● EXERCISE OBJECTIVE: Show every line in the records below that contains the word "this".

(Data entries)
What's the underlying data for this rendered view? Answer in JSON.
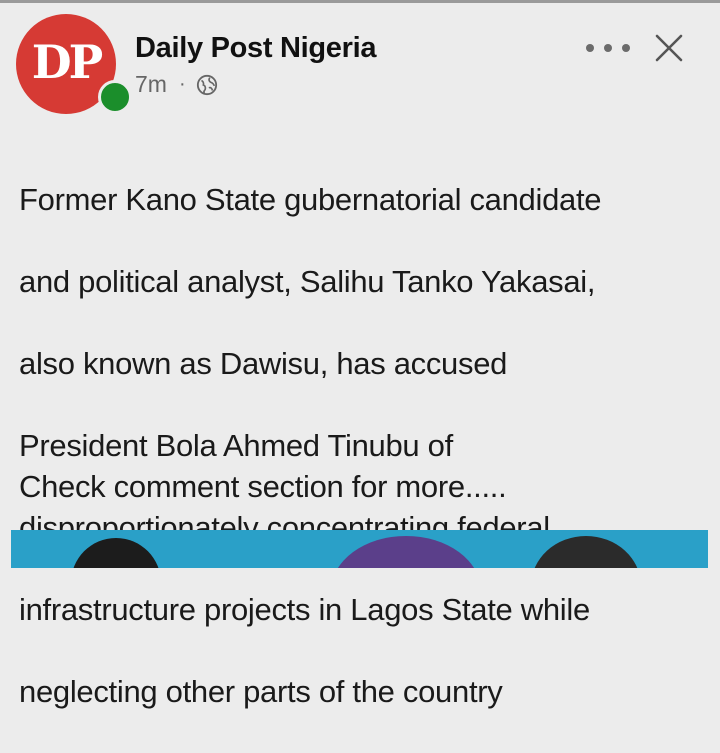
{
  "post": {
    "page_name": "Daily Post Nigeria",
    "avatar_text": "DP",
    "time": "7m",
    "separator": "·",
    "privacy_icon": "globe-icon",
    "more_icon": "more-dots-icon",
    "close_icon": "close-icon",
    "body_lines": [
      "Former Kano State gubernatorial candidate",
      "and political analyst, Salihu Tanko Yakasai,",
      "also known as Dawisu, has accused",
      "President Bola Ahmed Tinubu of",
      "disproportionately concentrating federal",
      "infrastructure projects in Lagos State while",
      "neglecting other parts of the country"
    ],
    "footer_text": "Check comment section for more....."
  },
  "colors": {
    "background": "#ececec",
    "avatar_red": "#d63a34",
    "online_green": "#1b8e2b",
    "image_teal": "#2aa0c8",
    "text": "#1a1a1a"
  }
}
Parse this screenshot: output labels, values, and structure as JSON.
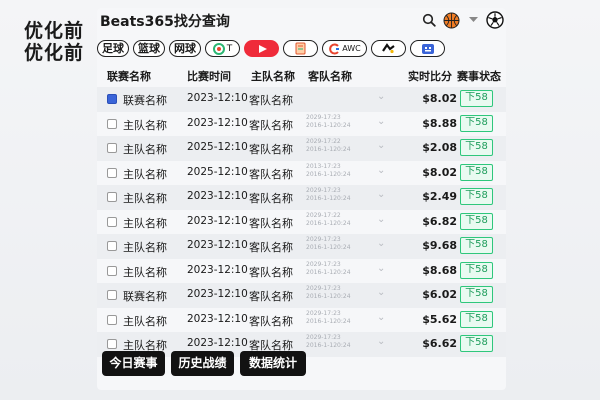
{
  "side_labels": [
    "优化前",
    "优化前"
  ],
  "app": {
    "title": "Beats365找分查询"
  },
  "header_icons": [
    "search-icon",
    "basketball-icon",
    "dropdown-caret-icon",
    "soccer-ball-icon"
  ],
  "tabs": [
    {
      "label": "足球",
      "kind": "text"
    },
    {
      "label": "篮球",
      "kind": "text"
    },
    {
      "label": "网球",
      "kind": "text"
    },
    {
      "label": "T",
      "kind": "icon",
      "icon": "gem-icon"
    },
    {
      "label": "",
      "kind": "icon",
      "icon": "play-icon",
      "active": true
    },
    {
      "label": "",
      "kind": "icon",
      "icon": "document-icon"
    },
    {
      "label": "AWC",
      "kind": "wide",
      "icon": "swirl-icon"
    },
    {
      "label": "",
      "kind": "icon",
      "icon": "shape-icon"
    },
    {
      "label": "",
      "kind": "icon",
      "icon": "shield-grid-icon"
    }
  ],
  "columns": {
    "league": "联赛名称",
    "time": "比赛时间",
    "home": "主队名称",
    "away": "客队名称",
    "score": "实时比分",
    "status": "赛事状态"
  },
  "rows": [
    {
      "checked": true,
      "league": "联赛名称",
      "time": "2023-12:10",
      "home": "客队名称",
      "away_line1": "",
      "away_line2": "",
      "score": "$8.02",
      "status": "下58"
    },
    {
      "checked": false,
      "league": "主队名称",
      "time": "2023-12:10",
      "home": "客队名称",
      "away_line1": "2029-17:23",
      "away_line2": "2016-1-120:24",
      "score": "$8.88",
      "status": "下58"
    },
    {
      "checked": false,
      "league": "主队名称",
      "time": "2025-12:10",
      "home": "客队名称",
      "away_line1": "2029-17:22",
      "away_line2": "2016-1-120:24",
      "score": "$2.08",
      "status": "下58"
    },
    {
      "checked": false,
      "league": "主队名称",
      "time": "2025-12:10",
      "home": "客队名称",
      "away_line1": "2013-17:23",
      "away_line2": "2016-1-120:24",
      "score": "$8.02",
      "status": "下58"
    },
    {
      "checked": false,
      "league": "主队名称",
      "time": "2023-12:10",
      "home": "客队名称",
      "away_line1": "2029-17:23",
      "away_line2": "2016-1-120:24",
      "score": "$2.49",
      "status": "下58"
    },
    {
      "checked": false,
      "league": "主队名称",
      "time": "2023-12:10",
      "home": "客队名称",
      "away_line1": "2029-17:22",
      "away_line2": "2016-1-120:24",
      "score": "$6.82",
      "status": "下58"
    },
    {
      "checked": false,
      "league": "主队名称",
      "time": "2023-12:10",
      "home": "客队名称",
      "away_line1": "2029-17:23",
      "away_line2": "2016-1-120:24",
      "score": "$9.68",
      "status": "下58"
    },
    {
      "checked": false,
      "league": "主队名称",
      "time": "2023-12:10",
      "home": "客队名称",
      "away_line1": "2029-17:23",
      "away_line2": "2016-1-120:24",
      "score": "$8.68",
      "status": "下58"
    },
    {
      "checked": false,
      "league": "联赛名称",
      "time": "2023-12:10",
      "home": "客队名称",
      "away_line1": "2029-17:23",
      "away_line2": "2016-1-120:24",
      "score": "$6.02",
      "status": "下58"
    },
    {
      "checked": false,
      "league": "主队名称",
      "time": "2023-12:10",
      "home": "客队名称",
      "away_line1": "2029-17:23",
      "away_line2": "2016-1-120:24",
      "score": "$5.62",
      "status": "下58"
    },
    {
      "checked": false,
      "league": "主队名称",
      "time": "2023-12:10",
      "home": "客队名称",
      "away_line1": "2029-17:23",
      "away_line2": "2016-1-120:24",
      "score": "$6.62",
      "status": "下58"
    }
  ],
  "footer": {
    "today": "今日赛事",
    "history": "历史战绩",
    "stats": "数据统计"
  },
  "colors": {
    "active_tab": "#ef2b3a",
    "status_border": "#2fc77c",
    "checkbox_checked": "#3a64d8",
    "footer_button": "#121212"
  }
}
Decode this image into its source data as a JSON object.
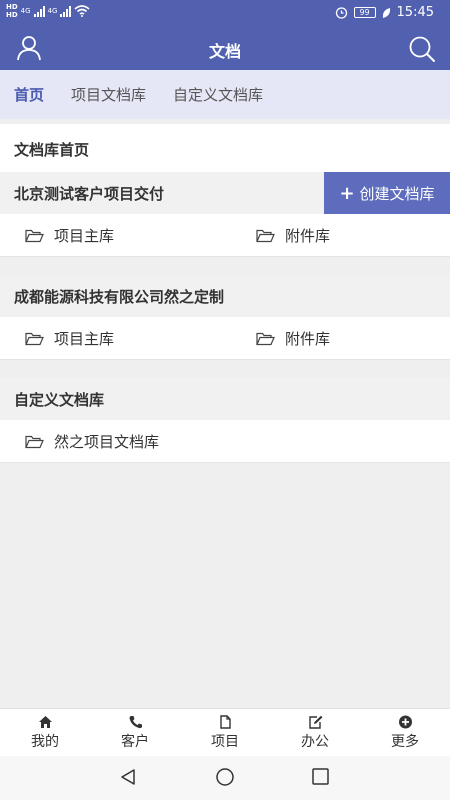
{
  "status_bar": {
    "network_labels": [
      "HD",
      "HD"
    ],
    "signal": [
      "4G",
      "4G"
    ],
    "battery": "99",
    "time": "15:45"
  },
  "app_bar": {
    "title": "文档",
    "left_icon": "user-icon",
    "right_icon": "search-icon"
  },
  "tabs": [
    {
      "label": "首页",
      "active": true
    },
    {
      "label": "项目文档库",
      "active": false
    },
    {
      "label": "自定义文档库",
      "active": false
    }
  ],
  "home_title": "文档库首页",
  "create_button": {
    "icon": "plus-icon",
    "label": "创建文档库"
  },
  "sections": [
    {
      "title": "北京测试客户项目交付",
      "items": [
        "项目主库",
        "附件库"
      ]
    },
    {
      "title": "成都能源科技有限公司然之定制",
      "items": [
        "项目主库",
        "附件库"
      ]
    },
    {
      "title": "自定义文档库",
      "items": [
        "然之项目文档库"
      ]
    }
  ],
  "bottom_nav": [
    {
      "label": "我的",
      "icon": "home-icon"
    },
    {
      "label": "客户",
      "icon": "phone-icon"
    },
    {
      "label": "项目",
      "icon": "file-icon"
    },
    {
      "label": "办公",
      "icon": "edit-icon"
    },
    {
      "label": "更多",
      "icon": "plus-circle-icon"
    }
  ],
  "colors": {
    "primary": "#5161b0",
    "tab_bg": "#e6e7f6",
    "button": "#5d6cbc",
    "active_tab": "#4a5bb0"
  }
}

● FULL OUTPUT:
What's the underlying data for this rendered view? Answer in JSON.
Parse this screenshot: output labels, values, and structure as JSON.
Decode this image into its source data as a JSON object.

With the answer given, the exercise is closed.